[PROBLEM TO SOLVE] Write out precisely the lines beginning with the line that contains "Convert this document image to plain text." and ending with the last line of the entries, and no other lines.

[Dataset items]
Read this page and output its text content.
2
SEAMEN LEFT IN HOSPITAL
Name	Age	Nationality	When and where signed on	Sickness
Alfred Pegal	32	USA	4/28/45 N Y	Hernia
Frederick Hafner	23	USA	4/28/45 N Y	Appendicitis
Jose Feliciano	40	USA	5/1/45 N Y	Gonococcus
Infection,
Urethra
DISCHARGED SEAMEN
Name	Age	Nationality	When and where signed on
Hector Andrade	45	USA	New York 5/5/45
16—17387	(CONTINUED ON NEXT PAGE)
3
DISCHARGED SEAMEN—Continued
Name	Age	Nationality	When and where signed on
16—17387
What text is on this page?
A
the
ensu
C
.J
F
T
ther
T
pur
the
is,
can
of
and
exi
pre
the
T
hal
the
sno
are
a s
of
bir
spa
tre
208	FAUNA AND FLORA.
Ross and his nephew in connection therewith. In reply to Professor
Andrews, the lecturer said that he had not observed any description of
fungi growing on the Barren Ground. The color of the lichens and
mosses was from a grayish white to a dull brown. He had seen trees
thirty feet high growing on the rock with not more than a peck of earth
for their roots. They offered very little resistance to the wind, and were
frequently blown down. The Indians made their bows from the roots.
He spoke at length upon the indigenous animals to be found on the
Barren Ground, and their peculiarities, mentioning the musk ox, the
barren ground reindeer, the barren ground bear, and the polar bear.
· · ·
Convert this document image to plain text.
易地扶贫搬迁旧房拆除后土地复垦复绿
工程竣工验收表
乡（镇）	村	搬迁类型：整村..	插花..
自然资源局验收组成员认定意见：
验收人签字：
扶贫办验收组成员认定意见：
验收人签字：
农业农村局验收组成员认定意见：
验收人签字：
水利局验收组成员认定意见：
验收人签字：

[COMPLETE ANSWER]
Convert this document image to plain text.
易地扶贫搬迁旧房拆除后土地复垦复绿
工程竣工验收表
乡（镇）	村	搬迁类型：整村..	插花..
自然资源局验收组成员认定意见：
验收人签字：
扶贫办验收组成员认定意见：
验收人签字：
农业农村局验收组成员认定意见：
验收人签字：
水利局验收组成员认定意见：
验收人签字：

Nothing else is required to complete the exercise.